» Figure dataset records
>> START
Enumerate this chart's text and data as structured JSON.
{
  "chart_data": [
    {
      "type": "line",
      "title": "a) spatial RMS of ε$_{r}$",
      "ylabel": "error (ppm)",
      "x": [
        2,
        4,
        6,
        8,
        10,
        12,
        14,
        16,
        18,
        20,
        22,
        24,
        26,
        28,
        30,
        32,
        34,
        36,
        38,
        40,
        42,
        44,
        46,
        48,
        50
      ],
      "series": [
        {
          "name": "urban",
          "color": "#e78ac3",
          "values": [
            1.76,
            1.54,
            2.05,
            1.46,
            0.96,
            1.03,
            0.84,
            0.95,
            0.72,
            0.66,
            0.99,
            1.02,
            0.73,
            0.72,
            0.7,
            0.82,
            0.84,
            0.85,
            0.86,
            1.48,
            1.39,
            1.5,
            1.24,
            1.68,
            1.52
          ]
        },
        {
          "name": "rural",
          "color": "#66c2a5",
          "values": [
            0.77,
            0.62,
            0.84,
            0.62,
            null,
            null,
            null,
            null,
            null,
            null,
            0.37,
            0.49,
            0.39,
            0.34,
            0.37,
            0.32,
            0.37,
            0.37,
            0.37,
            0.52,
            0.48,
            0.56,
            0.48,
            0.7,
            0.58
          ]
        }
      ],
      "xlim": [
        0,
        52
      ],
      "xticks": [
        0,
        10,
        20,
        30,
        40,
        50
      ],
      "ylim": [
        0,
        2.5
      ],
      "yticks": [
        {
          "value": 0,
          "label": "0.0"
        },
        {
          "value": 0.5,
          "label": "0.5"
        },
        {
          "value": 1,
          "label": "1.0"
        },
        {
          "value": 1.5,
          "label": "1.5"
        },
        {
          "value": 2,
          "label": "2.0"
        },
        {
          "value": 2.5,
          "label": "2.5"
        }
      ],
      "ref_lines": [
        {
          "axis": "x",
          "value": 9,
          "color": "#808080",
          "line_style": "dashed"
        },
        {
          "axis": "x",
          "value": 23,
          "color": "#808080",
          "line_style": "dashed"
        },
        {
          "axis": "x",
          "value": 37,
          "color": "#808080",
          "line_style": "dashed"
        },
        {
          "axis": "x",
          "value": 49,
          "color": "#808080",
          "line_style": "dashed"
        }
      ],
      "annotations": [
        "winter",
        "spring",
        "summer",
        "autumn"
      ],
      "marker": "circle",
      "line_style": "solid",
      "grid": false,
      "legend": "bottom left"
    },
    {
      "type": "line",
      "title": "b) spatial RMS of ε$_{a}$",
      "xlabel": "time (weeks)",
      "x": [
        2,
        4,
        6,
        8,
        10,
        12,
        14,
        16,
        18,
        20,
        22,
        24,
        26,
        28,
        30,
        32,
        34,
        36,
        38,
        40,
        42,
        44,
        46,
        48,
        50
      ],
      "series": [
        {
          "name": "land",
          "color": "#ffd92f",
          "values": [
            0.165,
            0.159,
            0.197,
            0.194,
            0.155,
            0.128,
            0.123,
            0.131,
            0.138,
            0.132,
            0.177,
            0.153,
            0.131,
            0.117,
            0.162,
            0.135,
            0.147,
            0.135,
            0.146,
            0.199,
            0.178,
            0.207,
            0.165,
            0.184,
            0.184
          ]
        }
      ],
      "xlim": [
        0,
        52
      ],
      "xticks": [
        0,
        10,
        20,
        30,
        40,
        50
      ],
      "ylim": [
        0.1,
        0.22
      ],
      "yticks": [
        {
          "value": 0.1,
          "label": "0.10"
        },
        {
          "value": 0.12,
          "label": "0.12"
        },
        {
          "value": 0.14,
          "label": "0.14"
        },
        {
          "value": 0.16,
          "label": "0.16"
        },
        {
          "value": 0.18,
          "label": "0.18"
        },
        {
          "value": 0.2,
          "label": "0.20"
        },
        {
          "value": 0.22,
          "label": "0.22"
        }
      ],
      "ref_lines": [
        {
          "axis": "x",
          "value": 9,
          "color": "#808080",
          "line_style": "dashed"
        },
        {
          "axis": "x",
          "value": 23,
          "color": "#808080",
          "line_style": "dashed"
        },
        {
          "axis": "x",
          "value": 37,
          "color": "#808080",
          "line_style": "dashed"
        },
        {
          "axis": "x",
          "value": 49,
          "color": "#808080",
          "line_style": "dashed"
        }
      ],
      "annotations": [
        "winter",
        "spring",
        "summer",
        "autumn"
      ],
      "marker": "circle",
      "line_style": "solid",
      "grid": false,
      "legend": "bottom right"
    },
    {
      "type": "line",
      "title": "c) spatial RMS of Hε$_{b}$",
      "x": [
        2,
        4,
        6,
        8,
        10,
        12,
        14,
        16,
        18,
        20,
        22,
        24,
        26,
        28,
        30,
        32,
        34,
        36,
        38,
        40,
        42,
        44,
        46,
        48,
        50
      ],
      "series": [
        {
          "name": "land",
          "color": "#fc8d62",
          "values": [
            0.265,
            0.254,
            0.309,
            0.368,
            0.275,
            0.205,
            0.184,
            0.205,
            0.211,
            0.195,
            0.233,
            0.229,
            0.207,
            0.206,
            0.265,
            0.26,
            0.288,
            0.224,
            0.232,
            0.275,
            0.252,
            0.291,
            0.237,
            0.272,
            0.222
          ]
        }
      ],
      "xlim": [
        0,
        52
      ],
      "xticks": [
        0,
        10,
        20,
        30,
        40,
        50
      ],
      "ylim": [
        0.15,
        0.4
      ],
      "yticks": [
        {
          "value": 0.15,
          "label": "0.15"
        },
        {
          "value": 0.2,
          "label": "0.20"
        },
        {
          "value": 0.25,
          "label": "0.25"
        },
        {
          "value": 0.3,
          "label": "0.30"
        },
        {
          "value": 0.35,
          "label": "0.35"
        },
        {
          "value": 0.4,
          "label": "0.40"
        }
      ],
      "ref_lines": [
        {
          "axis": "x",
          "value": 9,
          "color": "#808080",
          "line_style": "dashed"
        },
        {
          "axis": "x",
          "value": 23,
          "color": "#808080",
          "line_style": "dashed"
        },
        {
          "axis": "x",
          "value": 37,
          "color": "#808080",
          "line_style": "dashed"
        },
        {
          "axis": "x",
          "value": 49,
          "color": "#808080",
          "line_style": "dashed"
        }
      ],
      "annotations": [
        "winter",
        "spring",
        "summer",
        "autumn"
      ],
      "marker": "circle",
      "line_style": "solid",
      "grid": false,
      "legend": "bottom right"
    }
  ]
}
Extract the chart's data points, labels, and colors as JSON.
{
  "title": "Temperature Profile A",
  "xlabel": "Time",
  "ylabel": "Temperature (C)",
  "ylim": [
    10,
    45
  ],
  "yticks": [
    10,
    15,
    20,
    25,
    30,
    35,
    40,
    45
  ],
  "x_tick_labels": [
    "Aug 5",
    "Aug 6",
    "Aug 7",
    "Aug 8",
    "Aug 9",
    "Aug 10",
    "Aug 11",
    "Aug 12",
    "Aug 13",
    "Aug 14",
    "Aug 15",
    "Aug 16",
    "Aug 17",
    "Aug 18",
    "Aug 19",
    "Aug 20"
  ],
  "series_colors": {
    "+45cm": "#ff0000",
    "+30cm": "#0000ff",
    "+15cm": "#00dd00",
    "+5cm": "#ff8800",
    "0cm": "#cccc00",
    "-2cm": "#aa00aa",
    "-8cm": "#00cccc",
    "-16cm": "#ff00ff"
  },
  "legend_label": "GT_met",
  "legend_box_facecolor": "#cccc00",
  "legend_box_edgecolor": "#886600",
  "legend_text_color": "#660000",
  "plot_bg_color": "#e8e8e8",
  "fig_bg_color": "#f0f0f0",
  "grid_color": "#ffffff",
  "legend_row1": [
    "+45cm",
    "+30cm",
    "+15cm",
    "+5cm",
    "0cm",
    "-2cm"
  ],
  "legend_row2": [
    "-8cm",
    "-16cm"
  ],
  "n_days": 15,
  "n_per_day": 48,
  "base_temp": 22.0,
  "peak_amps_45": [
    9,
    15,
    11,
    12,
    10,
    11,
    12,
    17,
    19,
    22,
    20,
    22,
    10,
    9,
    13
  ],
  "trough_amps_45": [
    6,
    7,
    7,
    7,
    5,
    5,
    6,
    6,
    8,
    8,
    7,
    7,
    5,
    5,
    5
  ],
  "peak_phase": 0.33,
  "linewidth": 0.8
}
>> END
» DESCRIPTION OF THE TASK
Working from the entries above, return all lines that contain "JSON".

» SOLVED EXERCISE
Enumerate this chart's text and data as structured JSON.
Extract the chart's data points, labels, and colors as JSON.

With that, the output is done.